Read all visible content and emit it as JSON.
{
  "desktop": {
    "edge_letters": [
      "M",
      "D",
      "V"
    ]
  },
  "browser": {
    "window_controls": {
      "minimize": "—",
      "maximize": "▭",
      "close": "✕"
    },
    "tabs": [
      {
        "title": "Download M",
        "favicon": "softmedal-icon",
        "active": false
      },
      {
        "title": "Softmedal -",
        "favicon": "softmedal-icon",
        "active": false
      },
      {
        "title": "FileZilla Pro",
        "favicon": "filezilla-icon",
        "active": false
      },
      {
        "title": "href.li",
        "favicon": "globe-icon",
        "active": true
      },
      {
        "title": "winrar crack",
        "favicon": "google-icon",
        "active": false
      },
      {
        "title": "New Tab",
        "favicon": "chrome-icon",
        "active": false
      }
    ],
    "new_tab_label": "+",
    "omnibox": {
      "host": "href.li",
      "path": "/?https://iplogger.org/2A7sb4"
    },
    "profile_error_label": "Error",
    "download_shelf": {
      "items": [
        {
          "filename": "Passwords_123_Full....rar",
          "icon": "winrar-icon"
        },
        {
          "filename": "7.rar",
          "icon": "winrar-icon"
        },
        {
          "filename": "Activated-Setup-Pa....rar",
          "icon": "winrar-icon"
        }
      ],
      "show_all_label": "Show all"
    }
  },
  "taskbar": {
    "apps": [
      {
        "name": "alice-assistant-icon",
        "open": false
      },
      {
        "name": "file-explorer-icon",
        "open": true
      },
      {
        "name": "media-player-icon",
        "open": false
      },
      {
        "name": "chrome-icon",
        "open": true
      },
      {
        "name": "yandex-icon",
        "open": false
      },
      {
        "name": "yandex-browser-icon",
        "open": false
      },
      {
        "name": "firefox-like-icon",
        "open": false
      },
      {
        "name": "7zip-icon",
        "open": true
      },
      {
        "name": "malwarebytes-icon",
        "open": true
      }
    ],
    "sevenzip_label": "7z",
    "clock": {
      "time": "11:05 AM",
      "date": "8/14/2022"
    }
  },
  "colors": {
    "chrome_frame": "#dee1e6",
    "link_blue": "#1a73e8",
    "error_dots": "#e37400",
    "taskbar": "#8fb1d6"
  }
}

■ Exercise aim
Extract every line above containing the word "favicon".

■ Task answer
        "favicon": "softmedal-icon",
        "favicon": "softmedal-icon",
        "favicon": "filezilla-icon",
        "favicon": "globe-icon",
        "favicon": "google-icon",
        "favicon": "chrome-icon",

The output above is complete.